AIM: Reproduce the data below in full and exclude every picture.

-------------------------

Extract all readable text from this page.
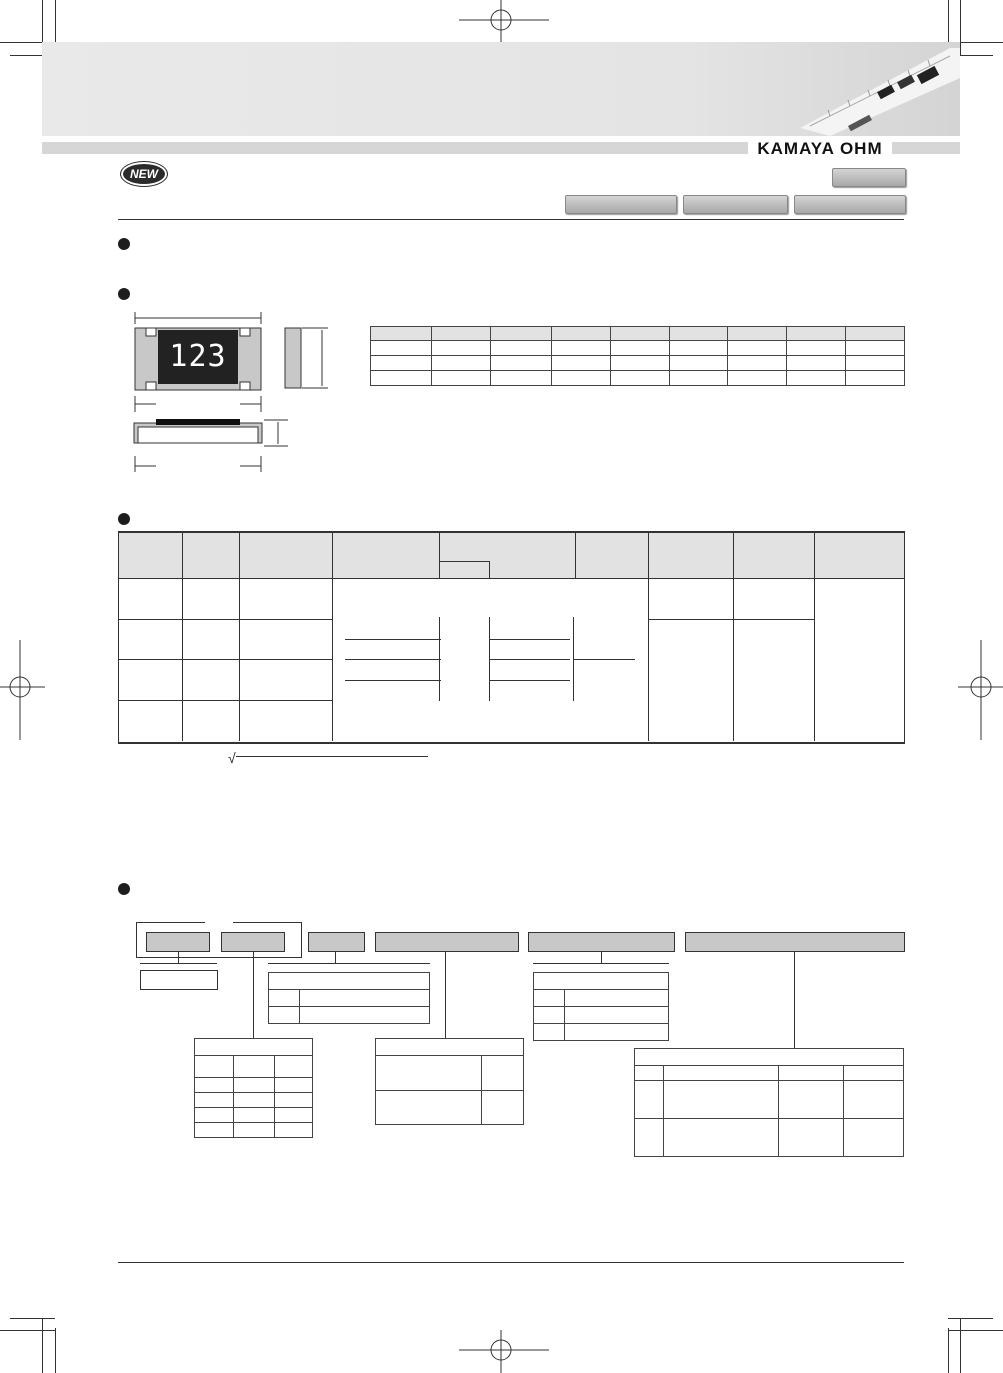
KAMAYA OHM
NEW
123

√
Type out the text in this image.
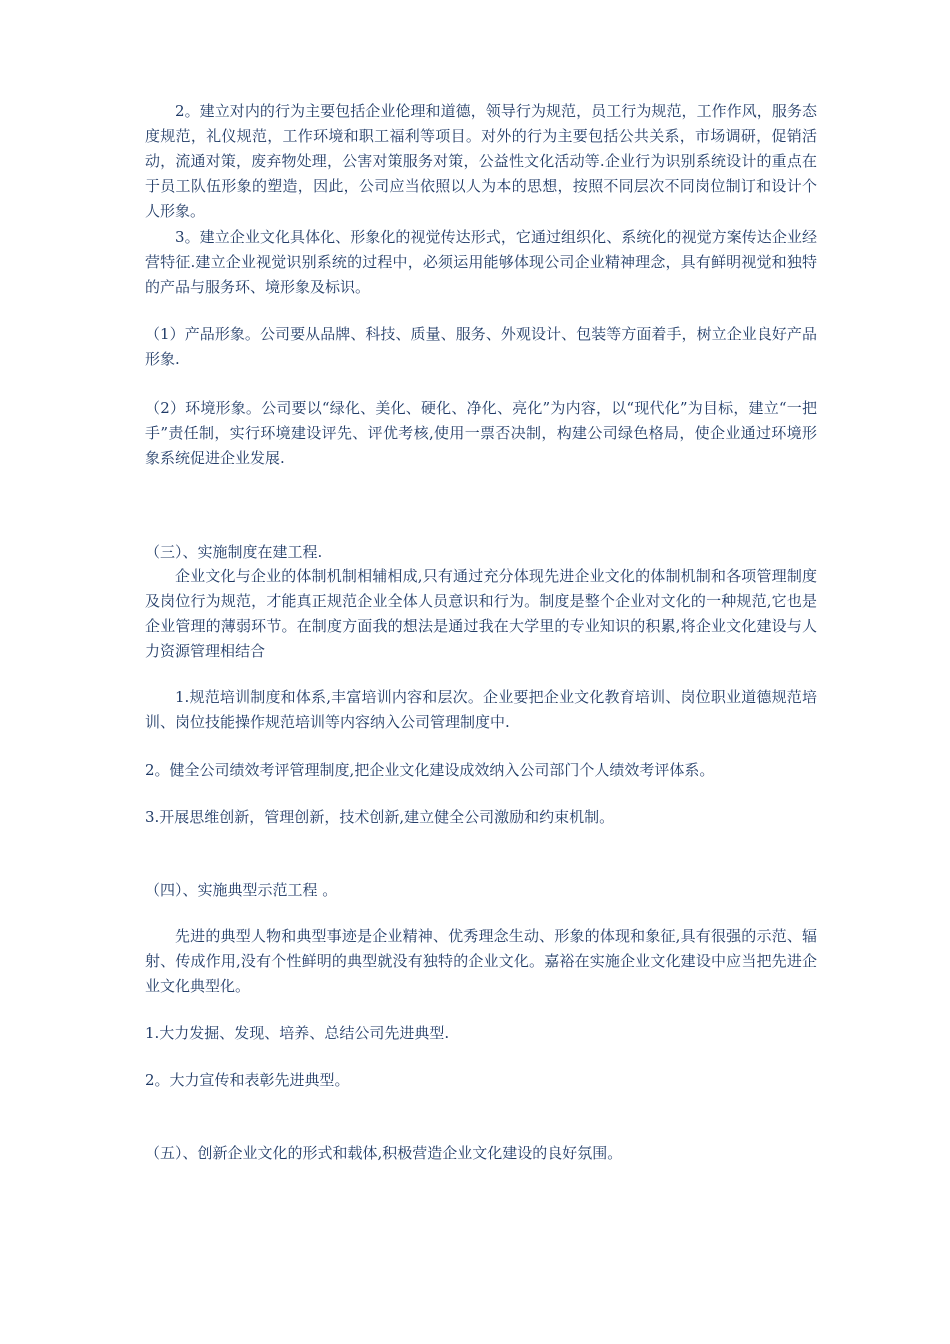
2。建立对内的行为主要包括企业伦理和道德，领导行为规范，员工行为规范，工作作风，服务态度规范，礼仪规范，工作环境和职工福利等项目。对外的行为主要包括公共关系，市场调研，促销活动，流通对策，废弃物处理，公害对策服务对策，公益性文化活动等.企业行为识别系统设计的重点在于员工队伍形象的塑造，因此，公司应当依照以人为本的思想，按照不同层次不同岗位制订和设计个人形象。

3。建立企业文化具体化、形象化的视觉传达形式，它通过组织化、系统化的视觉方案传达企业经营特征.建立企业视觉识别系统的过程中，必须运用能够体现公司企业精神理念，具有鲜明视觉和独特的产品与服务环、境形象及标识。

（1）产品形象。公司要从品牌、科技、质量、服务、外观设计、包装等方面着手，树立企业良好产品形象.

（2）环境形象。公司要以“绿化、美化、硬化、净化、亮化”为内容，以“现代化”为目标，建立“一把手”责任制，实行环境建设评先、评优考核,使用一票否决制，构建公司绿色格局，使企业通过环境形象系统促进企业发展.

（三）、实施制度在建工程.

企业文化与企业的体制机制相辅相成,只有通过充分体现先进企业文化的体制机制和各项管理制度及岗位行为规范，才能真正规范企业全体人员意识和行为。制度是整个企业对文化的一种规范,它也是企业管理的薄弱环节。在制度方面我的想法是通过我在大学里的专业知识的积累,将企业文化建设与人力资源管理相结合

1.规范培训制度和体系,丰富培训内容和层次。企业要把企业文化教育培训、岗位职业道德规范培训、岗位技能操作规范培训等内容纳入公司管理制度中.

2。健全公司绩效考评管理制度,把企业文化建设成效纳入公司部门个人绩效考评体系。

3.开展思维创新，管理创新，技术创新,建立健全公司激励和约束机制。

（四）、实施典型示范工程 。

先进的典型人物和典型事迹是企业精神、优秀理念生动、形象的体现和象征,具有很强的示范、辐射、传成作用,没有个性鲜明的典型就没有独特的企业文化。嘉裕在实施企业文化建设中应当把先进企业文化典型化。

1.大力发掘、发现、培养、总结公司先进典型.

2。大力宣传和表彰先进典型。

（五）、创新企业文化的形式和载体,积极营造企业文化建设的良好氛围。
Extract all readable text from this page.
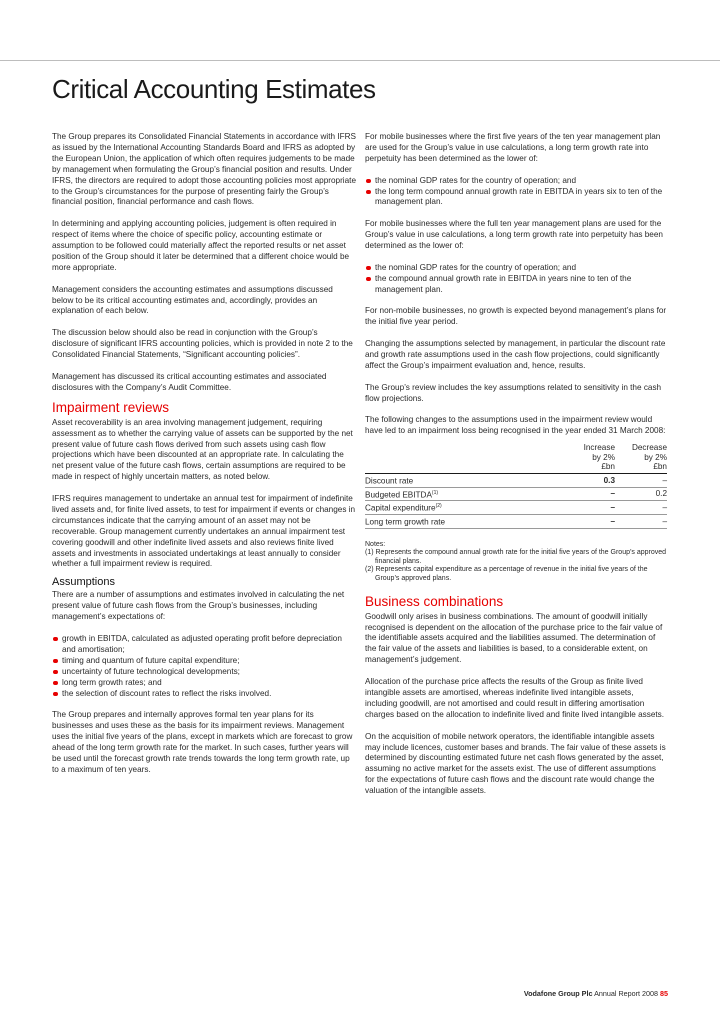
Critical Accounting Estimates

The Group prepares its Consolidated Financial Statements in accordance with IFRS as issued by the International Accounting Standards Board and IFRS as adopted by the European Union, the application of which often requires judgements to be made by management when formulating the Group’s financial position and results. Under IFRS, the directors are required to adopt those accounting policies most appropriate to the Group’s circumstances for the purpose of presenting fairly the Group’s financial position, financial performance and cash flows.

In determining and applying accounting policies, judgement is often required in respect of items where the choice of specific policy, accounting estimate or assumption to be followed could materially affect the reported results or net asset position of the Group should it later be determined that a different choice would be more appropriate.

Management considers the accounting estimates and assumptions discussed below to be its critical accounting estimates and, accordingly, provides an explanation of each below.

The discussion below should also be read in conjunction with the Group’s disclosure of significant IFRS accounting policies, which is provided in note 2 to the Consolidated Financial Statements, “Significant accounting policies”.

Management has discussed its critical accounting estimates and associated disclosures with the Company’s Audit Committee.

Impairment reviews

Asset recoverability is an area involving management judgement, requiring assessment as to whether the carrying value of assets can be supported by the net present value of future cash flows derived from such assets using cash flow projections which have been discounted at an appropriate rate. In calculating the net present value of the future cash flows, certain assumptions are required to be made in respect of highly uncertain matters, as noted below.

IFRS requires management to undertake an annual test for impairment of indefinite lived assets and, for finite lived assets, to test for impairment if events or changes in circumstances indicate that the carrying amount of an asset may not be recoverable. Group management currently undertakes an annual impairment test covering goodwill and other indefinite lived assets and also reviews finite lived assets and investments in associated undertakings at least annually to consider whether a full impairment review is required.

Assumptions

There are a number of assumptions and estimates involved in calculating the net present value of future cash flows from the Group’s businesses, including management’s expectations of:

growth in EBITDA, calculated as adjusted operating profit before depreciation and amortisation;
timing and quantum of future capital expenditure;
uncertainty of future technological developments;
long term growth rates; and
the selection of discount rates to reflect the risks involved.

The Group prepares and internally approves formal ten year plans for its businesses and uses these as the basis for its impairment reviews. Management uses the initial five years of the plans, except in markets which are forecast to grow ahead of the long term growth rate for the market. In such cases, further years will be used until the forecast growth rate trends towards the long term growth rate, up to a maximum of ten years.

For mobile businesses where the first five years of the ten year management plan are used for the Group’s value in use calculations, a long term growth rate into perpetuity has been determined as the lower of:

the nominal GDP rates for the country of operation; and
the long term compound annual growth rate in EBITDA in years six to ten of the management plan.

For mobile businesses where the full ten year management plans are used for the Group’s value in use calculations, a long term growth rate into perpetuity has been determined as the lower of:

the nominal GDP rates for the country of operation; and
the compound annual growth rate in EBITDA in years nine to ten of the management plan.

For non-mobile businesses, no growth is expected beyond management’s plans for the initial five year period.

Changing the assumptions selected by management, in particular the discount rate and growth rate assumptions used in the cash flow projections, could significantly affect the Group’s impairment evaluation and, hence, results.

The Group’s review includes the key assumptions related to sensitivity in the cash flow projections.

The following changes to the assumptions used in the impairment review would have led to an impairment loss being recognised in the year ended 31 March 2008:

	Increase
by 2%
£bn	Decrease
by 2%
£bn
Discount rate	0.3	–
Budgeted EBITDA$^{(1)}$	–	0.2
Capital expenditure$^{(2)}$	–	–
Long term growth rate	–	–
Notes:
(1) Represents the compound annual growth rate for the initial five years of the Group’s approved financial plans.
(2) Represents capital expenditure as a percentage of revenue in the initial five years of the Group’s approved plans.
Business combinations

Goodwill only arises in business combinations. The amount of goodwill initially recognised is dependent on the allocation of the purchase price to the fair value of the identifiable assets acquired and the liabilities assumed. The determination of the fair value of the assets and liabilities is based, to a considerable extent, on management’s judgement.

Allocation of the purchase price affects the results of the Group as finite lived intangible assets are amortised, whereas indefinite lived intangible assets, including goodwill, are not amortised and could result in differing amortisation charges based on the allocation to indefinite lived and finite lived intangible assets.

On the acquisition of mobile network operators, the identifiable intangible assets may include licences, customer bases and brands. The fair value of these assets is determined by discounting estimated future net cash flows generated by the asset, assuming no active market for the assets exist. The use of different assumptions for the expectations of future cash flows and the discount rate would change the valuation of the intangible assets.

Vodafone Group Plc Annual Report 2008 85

-------------------------

CORRECT OUTPUT:
Extract all readable text from this page.
KAMAYA OHM
NEW
123

√
Type out the text in this image.
2。建立对内的行为主要包括企业伦理和道德，领导行为规范，员工行为规范，工作作风，服务态度规范，礼仪规范，工作环境和职工福利等项目。对外的行为主要包括公共关系，市场调研，促销活动，流通对策，废弃物处理，公害对策服务对策，公益性文化活动等.企业行为识别系统设计的重点在于员工队伍形象的塑造，因此，公司应当依照以人为本的思想，按照不同层次不同岗位制订和设计个人形象。

3。建立企业文化具体化、形象化的视觉传达形式，它通过组织化、系统化的视觉方案传达企业经营特征.建立企业视觉识别系统的过程中，必须运用能够体现公司企业精神理念，具有鲜明视觉和独特的产品与服务环、境形象及标识。

（1）产品形象。公司要从品牌、科技、质量、服务、外观设计、包装等方面着手，树立企业良好产品形象.

（2）环境形象。公司要以“绿化、美化、硬化、净化、亮化”为内容，以“现代化”为目标，建立“一把手”责任制，实行环境建设评先、评优考核,使用一票否决制，构建公司绿色格局，使企业通过环境形象系统促进企业发展.

（三）、实施制度在建工程.

企业文化与企业的体制机制相辅相成,只有通过充分体现先进企业文化的体制机制和各项管理制度及岗位行为规范，才能真正规范企业全体人员意识和行为。制度是整个企业对文化的一种规范,它也是企业管理的薄弱环节。在制度方面我的想法是通过我在大学里的专业知识的积累,将企业文化建设与人力资源管理相结合

1.规范培训制度和体系,丰富培训内容和层次。企业要把企业文化教育培训、岗位职业道德规范培训、岗位技能操作规范培训等内容纳入公司管理制度中.

2。健全公司绩效考评管理制度,把企业文化建设成效纳入公司部门个人绩效考评体系。

3.开展思维创新，管理创新，技术创新,建立健全公司激励和约束机制。

（四）、实施典型示范工程 。

先进的典型人物和典型事迹是企业精神、优秀理念生动、形象的体现和象征,具有很强的示范、辐射、传成作用,没有个性鲜明的典型就没有独特的企业文化。嘉裕在实施企业文化建设中应当把先进企业文化典型化。

1.大力发掘、发现、培养、总结公司先进典型.

2。大力宣传和表彰先进典型。

（五）、创新企业文化的形式和载体,积极营造企业文化建设的良好氛围。
Extract all readable text from this page.
Critical Accounting Estimates

The Group prepares its Consolidated Financial Statements in accordance with IFRS as issued by the International Accounting Standards Board and IFRS as adopted by the European Union, the application of which often requires judgements to be made by management when formulating the Group’s financial position and results. Under IFRS, the directors are required to adopt those accounting policies most appropriate to the Group’s circumstances for the purpose of presenting fairly the Group’s financial position, financial performance and cash flows.

In determining and applying accounting policies, judgement is often required in respect of items where the choice of specific policy, accounting estimate or assumption to be followed could materially affect the reported results or net asset position of the Group should it later be determined that a different choice would be more appropriate.

Management considers the accounting estimates and assumptions discussed below to be its critical accounting estimates and, accordingly, provides an explanation of each below.

The discussion below should also be read in conjunction with the Group’s disclosure of significant IFRS accounting policies, which is provided in note 2 to the Consolidated Financial Statements, “Significant accounting policies”.

Management has discussed its critical accounting estimates and associated disclosures with the Company’s Audit Committee.

Impairment reviews

Asset recoverability is an area involving management judgement, requiring assessment as to whether the carrying value of assets can be supported by the net present value of future cash flows derived from such assets using cash flow projections which have been discounted at an appropriate rate. In calculating the net present value of the future cash flows, certain assumptions are required to be made in respect of highly uncertain matters, as noted below.

IFRS requires management to undertake an annual test for impairment of indefinite lived assets and, for finite lived assets, to test for impairment if events or changes in circumstances indicate that the carrying amount of an asset may not be recoverable. Group management currently undertakes an annual impairment test covering goodwill and other indefinite lived assets and also reviews finite lived assets and investments in associated undertakings at least annually to consider whether a full impairment review is required.

Assumptions

There are a number of assumptions and estimates involved in calculating the net present value of future cash flows from the Group’s businesses, including management’s expectations of:

growth in EBITDA, calculated as adjusted operating profit before depreciation and amortisation;
timing and quantum of future capital expenditure;
uncertainty of future technological developments;
long term growth rates; and
the selection of discount rates to reflect the risks involved.

The Group prepares and internally approves formal ten year plans for its businesses and uses these as the basis for its impairment reviews. Management uses the initial five years of the plans, except in markets which are forecast to grow ahead of the long term growth rate for the market. In such cases, further years will be used until the forecast growth rate trends towards the long term growth rate, up to a maximum of ten years.

For mobile businesses where the first five years of the ten year management plan are used for the Group’s value in use calculations, a long term growth rate into perpetuity has been determined as the lower of:

the nominal GDP rates for the country of operation; and
the long term compound annual growth rate in EBITDA in years six to ten of the management plan.

For mobile businesses where the full ten year management plans are used for the Group’s value in use calculations, a long term growth rate into perpetuity has been determined as the lower of:

the nominal GDP rates for the country of operation; and
the compound annual growth rate in EBITDA in years nine to ten of the management plan.

For non-mobile businesses, no growth is expected beyond management’s plans for the initial five year period.

Changing the assumptions selected by management, in particular the discount rate and growth rate assumptions used in the cash flow projections, could significantly affect the Group’s impairment evaluation and, hence, results.

The Group’s review includes the key assumptions related to sensitivity in the cash flow projections.

The following changes to the assumptions used in the impairment review would have led to an impairment loss being recognised in the year ended 31 March 2008:

	Increase
by 2%
£bn	Decrease
by 2%
£bn
Discount rate	0.3	–
Budgeted EBITDA$^{(1)}$	–	0.2
Capital expenditure$^{(2)}$	–	–
Long term growth rate	–	–
Notes:
(1) Represents the compound annual growth rate for the initial five years of the Group’s approved financial plans.
(2) Represents capital expenditure as a percentage of revenue in the initial five years of the Group’s approved plans.
Business combinations

Goodwill only arises in business combinations. The amount of goodwill initially recognised is dependent on the allocation of the purchase price to the fair value of the identifiable assets acquired and the liabilities assumed. The determination of the fair value of the assets and liabilities is based, to a considerable extent, on management’s judgement.

Allocation of the purchase price affects the results of the Group as finite lived intangible assets are amortised, whereas indefinite lived intangible assets, including goodwill, are not amortised and could result in differing amortisation charges based on the allocation to indefinite lived and finite lived intangible assets.

On the acquisition of mobile network operators, the identifiable intangible assets may include licences, customer bases and brands. The fair value of these assets is determined by discounting estimated future net cash flows generated by the asset, assuming no active market for the assets exist. The use of different assumptions for the expectations of future cash flows and the discount rate would change the valuation of the intangible assets.

Vodafone Group Plc Annual Report 2008 85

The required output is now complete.